--- TASK DESCRIPTION ---
The records below must be written out exactly, with every picture left behind.

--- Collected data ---
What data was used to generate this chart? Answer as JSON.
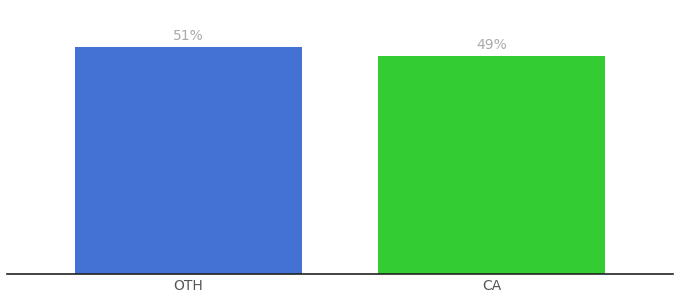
{
  "categories": [
    "OTH",
    "CA"
  ],
  "values": [
    51,
    49
  ],
  "bar_colors": [
    "#4472d4",
    "#33cc33"
  ],
  "value_labels": [
    "51%",
    "49%"
  ],
  "ylim": [
    0,
    60
  ],
  "bar_width": 0.75,
  "label_fontsize": 10,
  "tick_fontsize": 10,
  "label_color": "#aaaaaa",
  "background_color": "#ffffff",
  "axis_line_color": "#222222"
}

--- RESULT BELOW ---
What data was used to generate this chart? Answer as JSON.
{
  "categories": [
    "OTH",
    "CA"
  ],
  "values": [
    51,
    49
  ],
  "bar_colors": [
    "#4472d4",
    "#33cc33"
  ],
  "value_labels": [
    "51%",
    "49%"
  ],
  "ylim": [
    0,
    60
  ],
  "bar_width": 0.75,
  "label_fontsize": 10,
  "tick_fontsize": 10,
  "label_color": "#aaaaaa",
  "background_color": "#ffffff",
  "axis_line_color": "#222222"
}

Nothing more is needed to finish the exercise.